┌──

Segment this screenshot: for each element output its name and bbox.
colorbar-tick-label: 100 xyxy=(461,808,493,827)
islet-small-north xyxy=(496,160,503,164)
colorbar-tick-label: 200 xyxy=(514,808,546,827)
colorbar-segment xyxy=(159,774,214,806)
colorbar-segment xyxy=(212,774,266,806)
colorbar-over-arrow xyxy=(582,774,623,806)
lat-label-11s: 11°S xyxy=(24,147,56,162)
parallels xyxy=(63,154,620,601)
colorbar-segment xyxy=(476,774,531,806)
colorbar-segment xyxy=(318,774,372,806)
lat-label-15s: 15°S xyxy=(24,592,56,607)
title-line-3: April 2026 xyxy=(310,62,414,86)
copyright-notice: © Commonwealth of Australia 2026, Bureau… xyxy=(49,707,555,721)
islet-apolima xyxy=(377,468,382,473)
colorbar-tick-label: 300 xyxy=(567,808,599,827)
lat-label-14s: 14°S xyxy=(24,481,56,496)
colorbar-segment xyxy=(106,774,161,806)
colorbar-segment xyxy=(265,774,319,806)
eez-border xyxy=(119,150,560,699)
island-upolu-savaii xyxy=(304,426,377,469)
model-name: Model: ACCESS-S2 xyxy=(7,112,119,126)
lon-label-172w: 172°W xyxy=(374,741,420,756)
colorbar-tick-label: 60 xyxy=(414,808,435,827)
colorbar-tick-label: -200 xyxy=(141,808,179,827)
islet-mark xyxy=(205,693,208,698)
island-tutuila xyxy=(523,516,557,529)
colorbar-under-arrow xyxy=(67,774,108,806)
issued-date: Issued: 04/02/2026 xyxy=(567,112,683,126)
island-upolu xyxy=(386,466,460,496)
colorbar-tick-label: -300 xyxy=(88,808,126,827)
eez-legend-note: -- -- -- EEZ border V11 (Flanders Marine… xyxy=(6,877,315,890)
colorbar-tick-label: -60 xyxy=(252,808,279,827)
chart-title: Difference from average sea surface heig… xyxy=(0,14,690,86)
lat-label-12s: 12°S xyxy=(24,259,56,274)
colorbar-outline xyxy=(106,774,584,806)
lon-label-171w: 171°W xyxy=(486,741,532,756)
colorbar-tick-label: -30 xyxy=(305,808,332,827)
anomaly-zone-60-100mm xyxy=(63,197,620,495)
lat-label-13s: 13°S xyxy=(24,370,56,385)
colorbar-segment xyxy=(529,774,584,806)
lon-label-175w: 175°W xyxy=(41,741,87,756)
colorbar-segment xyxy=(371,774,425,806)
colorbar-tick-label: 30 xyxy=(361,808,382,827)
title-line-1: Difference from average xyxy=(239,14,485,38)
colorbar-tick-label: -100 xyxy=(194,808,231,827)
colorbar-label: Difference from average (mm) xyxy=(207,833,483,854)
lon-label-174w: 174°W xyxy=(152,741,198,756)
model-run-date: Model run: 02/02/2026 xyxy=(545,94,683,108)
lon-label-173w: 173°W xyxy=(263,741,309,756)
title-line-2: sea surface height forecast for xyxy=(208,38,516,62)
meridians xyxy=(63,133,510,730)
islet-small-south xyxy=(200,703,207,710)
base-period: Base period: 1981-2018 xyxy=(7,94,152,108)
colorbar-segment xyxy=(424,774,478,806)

└──

### [Direction]
Please transcribe the rows above, each line reproduced character for character.

### [Exercise response]
Segment this screenshot: for each element output its name and bbox.
colorbar-tick-label: 100 xyxy=(461,808,493,827)
islet-small-north xyxy=(496,160,503,164)
colorbar-tick-label: 200 xyxy=(514,808,546,827)
colorbar-segment xyxy=(159,774,214,806)
colorbar-segment xyxy=(212,774,266,806)
colorbar-over-arrow xyxy=(582,774,623,806)
lat-label-11s: 11°S xyxy=(24,147,56,162)
parallels xyxy=(63,154,620,601)
colorbar-segment xyxy=(476,774,531,806)
colorbar-segment xyxy=(318,774,372,806)
lat-label-15s: 15°S xyxy=(24,592,56,607)
title-line-3: April 2026 xyxy=(310,62,414,86)
copyright-notice: © Commonwealth of Australia 2026, Bureau… xyxy=(49,707,555,721)
islet-apolima xyxy=(377,468,382,473)
colorbar-tick-label: 300 xyxy=(567,808,599,827)
lat-label-14s: 14°S xyxy=(24,481,56,496)
colorbar-segment xyxy=(106,774,161,806)
colorbar-segment xyxy=(265,774,319,806)
eez-border xyxy=(119,150,560,699)
island-upolu-savaii xyxy=(304,426,377,469)
model-name: Model: ACCESS-S2 xyxy=(7,112,119,126)
lon-label-172w: 172°W xyxy=(374,741,420,756)
colorbar-tick-label: 60 xyxy=(414,808,435,827)
colorbar-tick-label: -200 xyxy=(141,808,179,827)
islet-mark xyxy=(205,693,208,698)
island-tutuila xyxy=(523,516,557,529)
colorbar-under-arrow xyxy=(67,774,108,806)
issued-date: Issued: 04/02/2026 xyxy=(567,112,683,126)
island-upolu xyxy=(386,466,460,496)
colorbar-tick-label: -300 xyxy=(88,808,126,827)
eez-legend-note: -- -- -- EEZ border V11 (Flanders Marine… xyxy=(6,877,315,890)
colorbar-tick-label: -60 xyxy=(252,808,279,827)
chart-title: Difference from average sea surface heig… xyxy=(0,14,690,86)
lat-label-12s: 12°S xyxy=(24,259,56,274)
colorbar-outline xyxy=(106,774,584,806)
lon-label-171w: 171°W xyxy=(486,741,532,756)
colorbar-tick-label: -30 xyxy=(305,808,332,827)
anomaly-zone-60-100mm xyxy=(63,197,620,495)
lat-label-13s: 13°S xyxy=(24,370,56,385)
colorbar-segment xyxy=(529,774,584,806)
lon-label-175w: 175°W xyxy=(41,741,87,756)
colorbar-segment xyxy=(371,774,425,806)
colorbar-tick-label: 30 xyxy=(361,808,382,827)
title-line-1: Difference from average xyxy=(239,14,485,38)
colorbar-tick-label: -100 xyxy=(194,808,231,827)
colorbar-label: Difference from average (mm) xyxy=(207,833,483,854)
lon-label-174w: 174°W xyxy=(152,741,198,756)
model-run-date: Model run: 02/02/2026 xyxy=(545,94,683,108)
lon-label-173w: 173°W xyxy=(263,741,309,756)
title-line-2: sea surface height forecast for xyxy=(208,38,516,62)
meridians xyxy=(63,133,510,730)
islet-small-south xyxy=(200,703,207,710)
base-period: Base period: 1981-2018 xyxy=(7,94,152,108)
colorbar-segment xyxy=(424,774,478,806)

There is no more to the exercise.